Pull out every line below that holds the word "which".

(Saved entries)
──────────────────────────────
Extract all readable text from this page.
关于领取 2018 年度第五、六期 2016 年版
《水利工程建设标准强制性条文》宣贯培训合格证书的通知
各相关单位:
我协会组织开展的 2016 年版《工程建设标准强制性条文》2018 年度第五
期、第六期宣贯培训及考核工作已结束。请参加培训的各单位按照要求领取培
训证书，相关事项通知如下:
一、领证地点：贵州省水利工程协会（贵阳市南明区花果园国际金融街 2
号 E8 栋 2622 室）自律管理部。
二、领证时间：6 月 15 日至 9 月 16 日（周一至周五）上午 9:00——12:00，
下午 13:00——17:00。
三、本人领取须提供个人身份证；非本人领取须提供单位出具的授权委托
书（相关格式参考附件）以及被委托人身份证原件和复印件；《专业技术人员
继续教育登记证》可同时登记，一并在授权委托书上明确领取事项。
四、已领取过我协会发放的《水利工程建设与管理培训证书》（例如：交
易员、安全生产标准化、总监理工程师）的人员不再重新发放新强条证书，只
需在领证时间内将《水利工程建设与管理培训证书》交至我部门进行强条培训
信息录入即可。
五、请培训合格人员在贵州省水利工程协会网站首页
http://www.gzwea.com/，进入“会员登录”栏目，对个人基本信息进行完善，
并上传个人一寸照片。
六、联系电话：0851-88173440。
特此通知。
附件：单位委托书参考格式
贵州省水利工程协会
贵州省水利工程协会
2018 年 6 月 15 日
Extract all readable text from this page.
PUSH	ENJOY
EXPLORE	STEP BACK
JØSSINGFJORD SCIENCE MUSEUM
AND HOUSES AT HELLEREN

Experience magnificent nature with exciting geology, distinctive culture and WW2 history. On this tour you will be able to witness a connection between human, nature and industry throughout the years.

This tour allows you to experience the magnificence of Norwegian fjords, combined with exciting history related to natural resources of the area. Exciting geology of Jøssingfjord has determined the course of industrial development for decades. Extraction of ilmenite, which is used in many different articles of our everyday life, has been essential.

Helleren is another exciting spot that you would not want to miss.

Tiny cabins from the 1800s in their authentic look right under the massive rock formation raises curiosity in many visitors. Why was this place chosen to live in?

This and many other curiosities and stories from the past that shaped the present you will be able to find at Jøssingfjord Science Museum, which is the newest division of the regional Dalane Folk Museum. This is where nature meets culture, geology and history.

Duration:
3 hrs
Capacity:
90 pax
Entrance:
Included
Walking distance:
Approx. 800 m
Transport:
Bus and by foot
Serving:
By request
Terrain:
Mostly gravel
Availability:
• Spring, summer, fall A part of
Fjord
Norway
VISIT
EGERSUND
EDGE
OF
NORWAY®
──────────────────────────────
> [FINISHED ANSWER]
This tour allows you to experience the magnificence of Norwegian fjords, combined with exciting history related to natural resources of the area. Exciting geology of Jøssingfjord has determined the course of industrial development for decades. Extraction of ilmenite, which is used in many different articles of our everyday life, has been essential.
This and many other curiosities and stories from the past that shaped the present you will be able to find at Jøssingfjord Science Museum, which is the newest division of the regional Dalane Folk Museum. This is where nature meets culture, geology and history.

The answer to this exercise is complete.